▶ **Your objective**
Every line of the data that contains the string "Number" must be copied.

--- BEGIN Information shown ---

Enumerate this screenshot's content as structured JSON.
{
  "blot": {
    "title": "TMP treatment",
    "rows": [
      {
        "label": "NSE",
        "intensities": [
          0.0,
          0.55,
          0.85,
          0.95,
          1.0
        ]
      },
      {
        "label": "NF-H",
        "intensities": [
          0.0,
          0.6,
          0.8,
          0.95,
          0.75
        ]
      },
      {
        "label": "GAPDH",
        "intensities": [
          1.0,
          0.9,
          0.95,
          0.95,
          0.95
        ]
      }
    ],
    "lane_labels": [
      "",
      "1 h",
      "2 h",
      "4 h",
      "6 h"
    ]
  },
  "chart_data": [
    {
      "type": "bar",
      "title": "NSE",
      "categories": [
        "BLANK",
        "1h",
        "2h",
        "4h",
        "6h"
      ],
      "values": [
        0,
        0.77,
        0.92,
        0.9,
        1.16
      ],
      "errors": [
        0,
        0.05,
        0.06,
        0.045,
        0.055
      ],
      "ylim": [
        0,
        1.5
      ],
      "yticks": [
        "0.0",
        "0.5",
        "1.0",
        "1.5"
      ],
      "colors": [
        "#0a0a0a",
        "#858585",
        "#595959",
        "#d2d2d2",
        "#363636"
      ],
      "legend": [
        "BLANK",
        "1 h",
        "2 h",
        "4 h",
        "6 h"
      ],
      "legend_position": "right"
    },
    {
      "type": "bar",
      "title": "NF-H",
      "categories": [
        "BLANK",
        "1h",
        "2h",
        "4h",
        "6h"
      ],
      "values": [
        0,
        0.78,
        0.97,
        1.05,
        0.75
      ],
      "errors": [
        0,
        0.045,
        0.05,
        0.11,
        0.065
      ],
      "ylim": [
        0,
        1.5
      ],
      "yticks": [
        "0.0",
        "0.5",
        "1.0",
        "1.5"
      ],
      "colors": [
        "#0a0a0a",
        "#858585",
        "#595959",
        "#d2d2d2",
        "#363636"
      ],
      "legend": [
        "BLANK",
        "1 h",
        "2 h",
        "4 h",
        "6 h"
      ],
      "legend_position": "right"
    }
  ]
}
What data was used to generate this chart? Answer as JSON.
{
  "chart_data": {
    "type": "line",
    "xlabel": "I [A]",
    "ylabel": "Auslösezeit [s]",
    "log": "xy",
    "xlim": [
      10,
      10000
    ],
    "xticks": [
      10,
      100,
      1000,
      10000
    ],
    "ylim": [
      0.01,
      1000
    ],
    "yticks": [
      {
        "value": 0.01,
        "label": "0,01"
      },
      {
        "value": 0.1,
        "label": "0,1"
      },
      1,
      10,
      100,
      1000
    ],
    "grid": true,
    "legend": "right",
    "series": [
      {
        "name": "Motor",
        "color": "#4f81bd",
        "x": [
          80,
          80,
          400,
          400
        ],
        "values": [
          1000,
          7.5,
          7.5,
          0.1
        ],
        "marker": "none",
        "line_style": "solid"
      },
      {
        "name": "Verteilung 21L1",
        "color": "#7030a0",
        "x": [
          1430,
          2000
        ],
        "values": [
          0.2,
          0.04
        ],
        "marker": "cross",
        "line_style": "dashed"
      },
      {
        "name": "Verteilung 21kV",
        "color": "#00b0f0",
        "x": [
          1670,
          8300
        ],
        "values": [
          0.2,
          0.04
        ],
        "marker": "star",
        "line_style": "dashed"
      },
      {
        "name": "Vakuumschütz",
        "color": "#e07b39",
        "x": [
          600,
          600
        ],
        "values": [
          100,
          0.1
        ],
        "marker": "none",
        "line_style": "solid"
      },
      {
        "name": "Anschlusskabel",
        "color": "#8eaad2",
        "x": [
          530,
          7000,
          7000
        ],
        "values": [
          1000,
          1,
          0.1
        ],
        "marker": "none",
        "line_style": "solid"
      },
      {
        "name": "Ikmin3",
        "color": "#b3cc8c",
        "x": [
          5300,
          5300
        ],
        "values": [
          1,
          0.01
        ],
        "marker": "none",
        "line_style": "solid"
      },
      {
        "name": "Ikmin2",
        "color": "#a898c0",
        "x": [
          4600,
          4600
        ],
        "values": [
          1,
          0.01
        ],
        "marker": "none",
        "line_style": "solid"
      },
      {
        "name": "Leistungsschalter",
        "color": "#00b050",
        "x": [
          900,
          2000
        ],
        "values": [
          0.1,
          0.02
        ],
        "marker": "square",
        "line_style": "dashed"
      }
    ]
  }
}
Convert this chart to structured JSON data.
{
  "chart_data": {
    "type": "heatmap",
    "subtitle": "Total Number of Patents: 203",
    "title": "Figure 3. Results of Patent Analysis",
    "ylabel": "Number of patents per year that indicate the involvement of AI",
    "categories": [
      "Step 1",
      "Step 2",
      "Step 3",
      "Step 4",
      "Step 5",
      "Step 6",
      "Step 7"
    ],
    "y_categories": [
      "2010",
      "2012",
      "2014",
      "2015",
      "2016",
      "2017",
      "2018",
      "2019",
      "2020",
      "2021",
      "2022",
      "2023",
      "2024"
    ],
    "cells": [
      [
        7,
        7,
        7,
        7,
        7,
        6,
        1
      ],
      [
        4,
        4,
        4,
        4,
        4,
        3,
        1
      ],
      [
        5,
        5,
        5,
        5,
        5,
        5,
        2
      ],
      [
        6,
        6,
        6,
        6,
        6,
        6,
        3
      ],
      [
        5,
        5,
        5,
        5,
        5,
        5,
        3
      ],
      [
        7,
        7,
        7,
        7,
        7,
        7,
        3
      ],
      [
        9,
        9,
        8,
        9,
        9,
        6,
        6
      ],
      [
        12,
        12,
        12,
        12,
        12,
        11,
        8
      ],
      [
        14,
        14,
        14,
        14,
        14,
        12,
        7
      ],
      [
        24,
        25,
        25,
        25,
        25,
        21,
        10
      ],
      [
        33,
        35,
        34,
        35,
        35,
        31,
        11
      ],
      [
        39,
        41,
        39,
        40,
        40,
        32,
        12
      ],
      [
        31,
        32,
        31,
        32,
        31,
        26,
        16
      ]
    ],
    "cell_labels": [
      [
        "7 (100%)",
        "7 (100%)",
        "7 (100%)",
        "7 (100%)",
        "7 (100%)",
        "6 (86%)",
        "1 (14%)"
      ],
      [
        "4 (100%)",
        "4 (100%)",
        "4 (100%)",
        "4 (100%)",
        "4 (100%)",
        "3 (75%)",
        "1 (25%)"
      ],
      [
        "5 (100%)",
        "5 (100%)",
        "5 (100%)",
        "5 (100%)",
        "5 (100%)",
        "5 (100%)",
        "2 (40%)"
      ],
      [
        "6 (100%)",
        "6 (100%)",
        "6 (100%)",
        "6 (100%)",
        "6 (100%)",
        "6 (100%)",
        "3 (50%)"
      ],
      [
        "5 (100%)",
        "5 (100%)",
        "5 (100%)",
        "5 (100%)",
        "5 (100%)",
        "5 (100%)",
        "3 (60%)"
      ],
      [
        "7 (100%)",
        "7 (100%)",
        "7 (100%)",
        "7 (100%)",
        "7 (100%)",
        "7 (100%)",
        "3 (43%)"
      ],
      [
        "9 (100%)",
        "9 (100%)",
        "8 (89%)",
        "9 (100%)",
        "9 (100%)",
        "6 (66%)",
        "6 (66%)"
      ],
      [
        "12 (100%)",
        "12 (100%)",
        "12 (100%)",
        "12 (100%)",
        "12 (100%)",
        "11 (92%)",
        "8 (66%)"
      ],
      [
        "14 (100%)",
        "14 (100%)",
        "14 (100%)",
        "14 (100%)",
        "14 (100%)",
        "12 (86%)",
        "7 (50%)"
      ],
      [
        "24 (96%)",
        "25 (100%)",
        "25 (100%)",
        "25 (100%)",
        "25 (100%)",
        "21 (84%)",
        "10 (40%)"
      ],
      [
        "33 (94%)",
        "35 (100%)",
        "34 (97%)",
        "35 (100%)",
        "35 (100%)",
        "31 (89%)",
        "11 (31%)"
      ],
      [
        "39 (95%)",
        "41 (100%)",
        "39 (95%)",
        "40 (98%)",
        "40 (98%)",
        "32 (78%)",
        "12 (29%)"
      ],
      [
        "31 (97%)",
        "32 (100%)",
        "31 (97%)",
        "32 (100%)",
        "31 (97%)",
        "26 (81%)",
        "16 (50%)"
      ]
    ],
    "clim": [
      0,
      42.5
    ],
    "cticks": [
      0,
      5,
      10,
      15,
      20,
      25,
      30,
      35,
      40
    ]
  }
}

--- END Information shown ---

▶ **Task output**
    "subtitle": "Total Number of Patents: 203",
    "ylabel": "Number of patents per year that indicate the involvement of AI",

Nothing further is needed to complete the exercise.